- **Written problem**
Write out the material exactly, with the pictures left out.

Data listing
-- start --
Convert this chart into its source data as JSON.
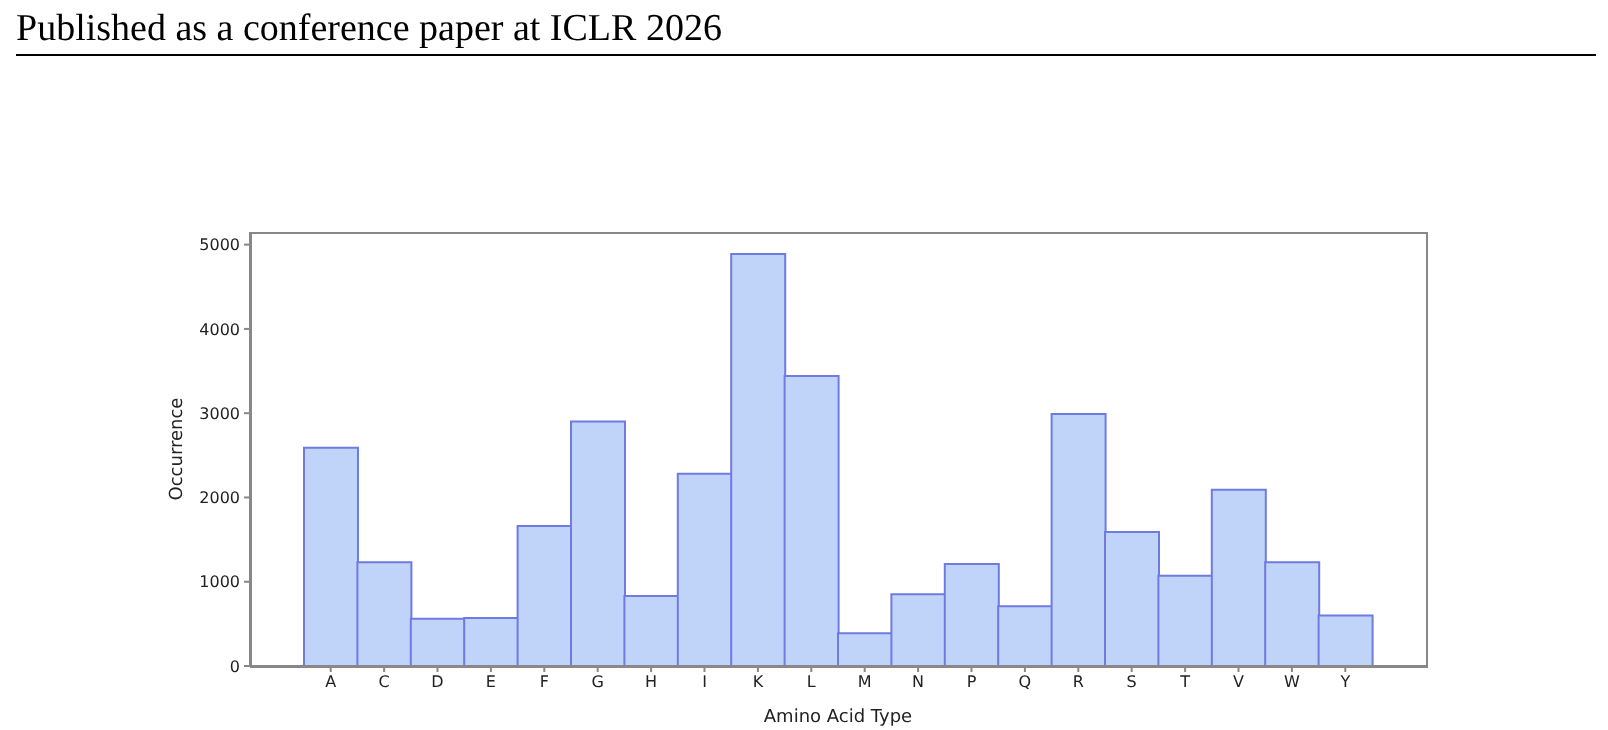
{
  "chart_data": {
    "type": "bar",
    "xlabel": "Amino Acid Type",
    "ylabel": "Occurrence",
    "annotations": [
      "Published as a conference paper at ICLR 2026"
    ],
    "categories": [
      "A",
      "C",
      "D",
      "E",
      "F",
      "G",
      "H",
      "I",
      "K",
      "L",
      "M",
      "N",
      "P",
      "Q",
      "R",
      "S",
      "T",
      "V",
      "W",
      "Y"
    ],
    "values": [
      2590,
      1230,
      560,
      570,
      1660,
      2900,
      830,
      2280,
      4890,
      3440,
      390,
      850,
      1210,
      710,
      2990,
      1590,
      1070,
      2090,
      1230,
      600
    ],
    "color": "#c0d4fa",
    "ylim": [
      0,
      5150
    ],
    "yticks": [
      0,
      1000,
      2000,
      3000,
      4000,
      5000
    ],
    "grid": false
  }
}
-- end --
- **Task output**
Convert this chart into its source data as JSON.
{
  "chart_data": {
    "type": "bar",
    "xlabel": "Amino Acid Type",
    "ylabel": "Occurrence",
    "annotations": [
      "Published as a conference paper at ICLR 2026"
    ],
    "categories": [
      "A",
      "C",
      "D",
      "E",
      "F",
      "G",
      "H",
      "I",
      "K",
      "L",
      "M",
      "N",
      "P",
      "Q",
      "R",
      "S",
      "T",
      "V",
      "W",
      "Y"
    ],
    "values": [
      2590,
      1230,
      560,
      570,
      1660,
      2900,
      830,
      2280,
      4890,
      3440,
      390,
      850,
      1210,
      710,
      2990,
      1590,
      1070,
      2090,
      1230,
      600
    ],
    "color": "#c0d4fa",
    "ylim": [
      0,
      5150
    ],
    "yticks": [
      0,
      1000,
      2000,
      3000,
      4000,
      5000
    ],
    "grid": false
  }
}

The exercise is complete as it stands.